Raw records
- - -

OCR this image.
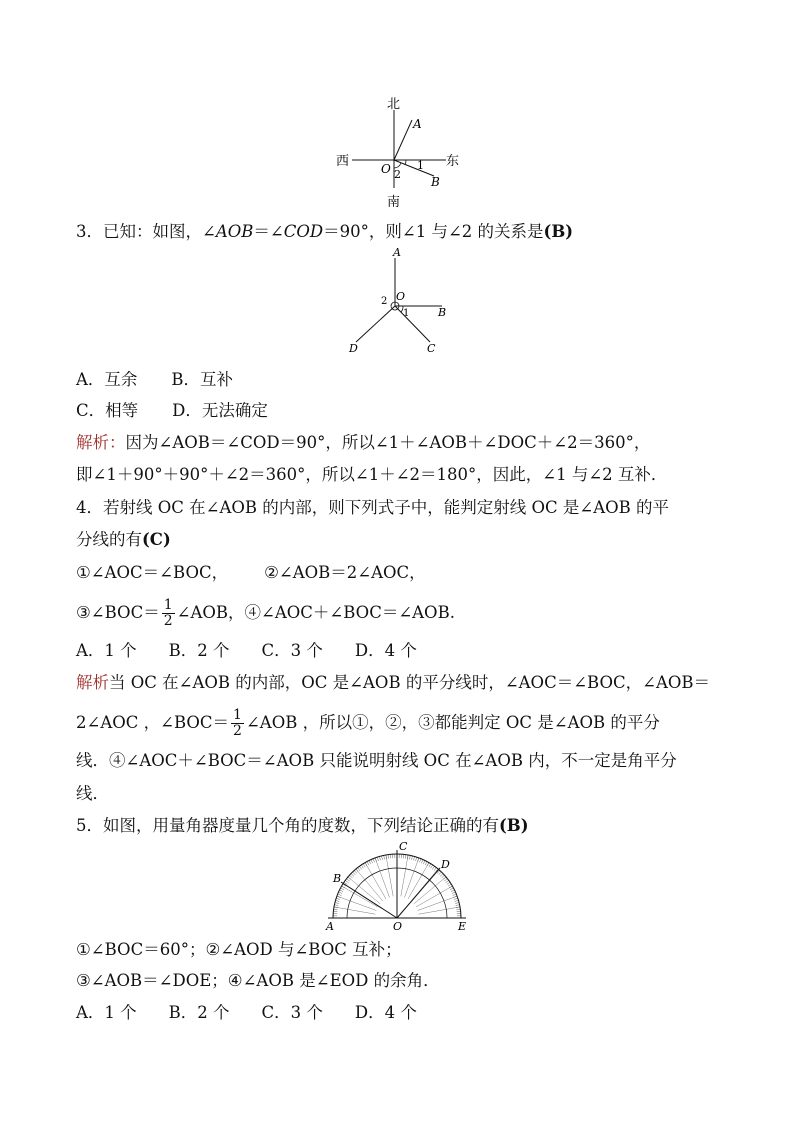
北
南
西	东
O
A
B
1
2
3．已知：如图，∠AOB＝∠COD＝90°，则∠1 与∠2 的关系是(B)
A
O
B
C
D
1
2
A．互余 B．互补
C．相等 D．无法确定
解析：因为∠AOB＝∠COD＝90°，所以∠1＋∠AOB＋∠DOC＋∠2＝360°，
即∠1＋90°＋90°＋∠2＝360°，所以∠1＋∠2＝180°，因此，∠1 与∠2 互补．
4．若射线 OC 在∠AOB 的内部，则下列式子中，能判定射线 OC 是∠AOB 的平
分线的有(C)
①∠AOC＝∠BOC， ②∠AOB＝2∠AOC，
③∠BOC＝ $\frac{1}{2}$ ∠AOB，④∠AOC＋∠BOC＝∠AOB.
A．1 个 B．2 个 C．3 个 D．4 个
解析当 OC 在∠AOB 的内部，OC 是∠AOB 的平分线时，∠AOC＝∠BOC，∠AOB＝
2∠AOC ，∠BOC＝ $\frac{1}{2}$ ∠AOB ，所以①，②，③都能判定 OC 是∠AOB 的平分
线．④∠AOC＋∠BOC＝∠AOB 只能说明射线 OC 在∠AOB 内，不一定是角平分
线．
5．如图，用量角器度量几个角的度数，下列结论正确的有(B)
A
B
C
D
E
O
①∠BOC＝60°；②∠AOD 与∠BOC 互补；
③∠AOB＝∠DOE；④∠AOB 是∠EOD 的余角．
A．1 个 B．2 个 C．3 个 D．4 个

- - -

▶ _TASK DESCRIPTION_
Pull every line containing "frac" out of the records.

▶ _FULL RESPONSE_
③∠BOC＝ $\frac{1}{2}$ ∠AOB，④∠AOC＋∠BOC＝∠AOB.
2∠AOC ，∠BOC＝ $\frac{1}{2}$ ∠AOB ，所以①，②，③都能判定 OC 是∠AOB 的平分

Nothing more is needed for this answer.